** BEGIN STORED DATA **
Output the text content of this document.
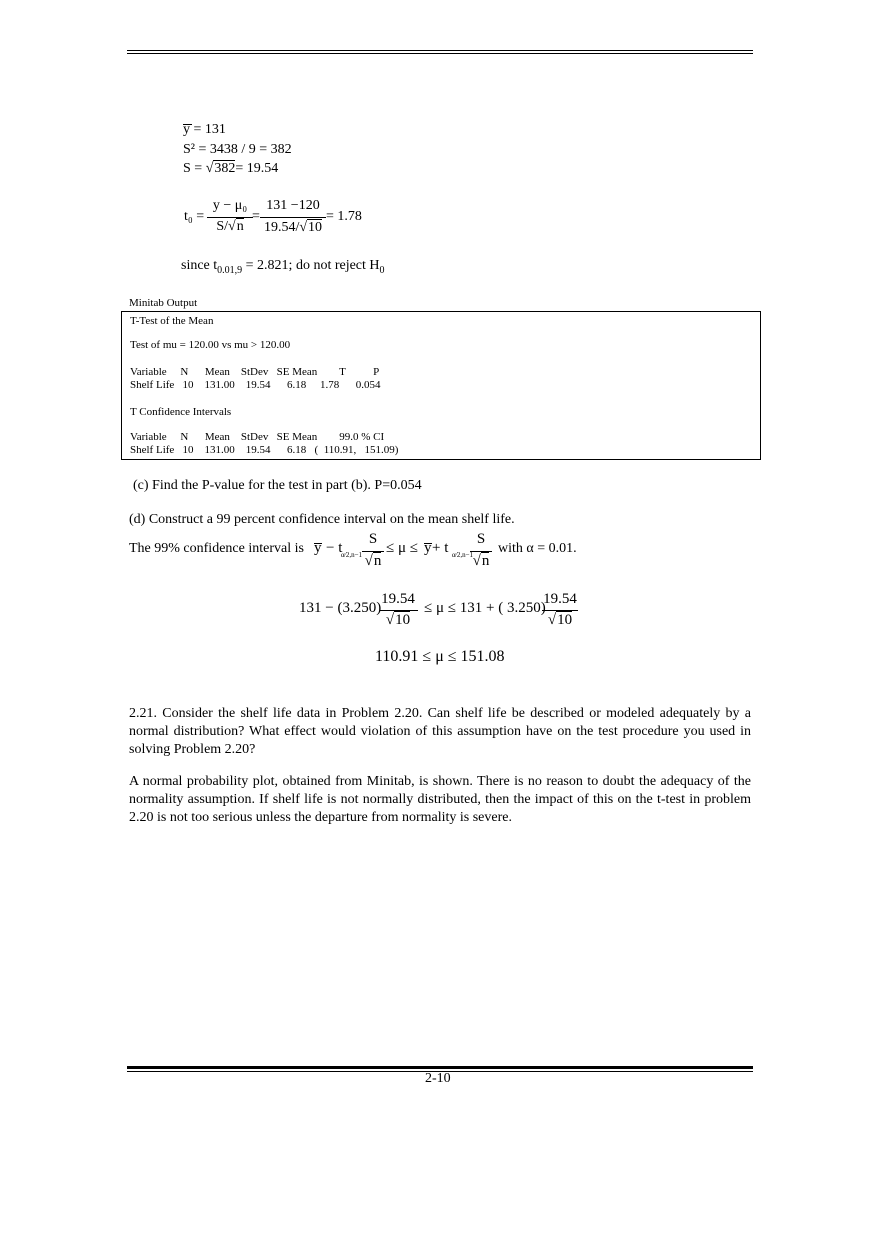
y = 131
S² = 3438 / 9 = 382
S = √382= 19.54
t₀ =
y − μ₀
S/√n
=
131 −120
19.54/√10
= 1.78
since $t_{0.01,9} = 2.821$; do not reject $H_0$
Minitab Output
T-Test of the Mean
Test of mu = 120.00 vs mu > 120.00
Variable     N      Mean    StDev   SE Mean        T          P
Shelf Life   10    131.00    19.54      6.18     1.78      0.054
T Confidence Intervals
Variable     N      Mean    StDev   SE Mean        99.0 % CI
Shelf Life   10    131.00    19.54      6.18   (  110.91,   151.09)
(c) Find the P-value for the test in part (b). P=0.054
(d) Construct a 99 percent confidence interval on the mean shelf life.
The 99% confidence interval is y − t
α⁄2,n−1
S
√n
≤ μ ≤ y + t α⁄2,n−1
S
√n
with α = 0.01.
131 − (3.250)
19.54
√10
≤ μ ≤ 131 + ( 3.250)
19.54
√10
110.91 ≤ μ ≤ 151.08
2.21. Consider the shelf life data in Problem 2.20. Can shelf life be described or modeled adequately by a normal distribution? What effect would violation of this assumption have on the test procedure you used in solving Problem 2.20?
A normal probability plot, obtained from Minitab, is shown. There is no reason to doubt the adequacy of the normality assumption. If shelf life is not normally distributed, then the impact of this on the t-test in problem 2.20 is not too serious unless the departure from normality is severe.
2-10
** END STORED DATA **
**WRITTEN TASK**
Copy and report every line where the word "Variable" is present.

**EXERCISE OUTPUT**
Variable     N      Mean    StDev   SE Mean        T          P
Variable     N      Mean    StDev   SE Mean        99.0 % CI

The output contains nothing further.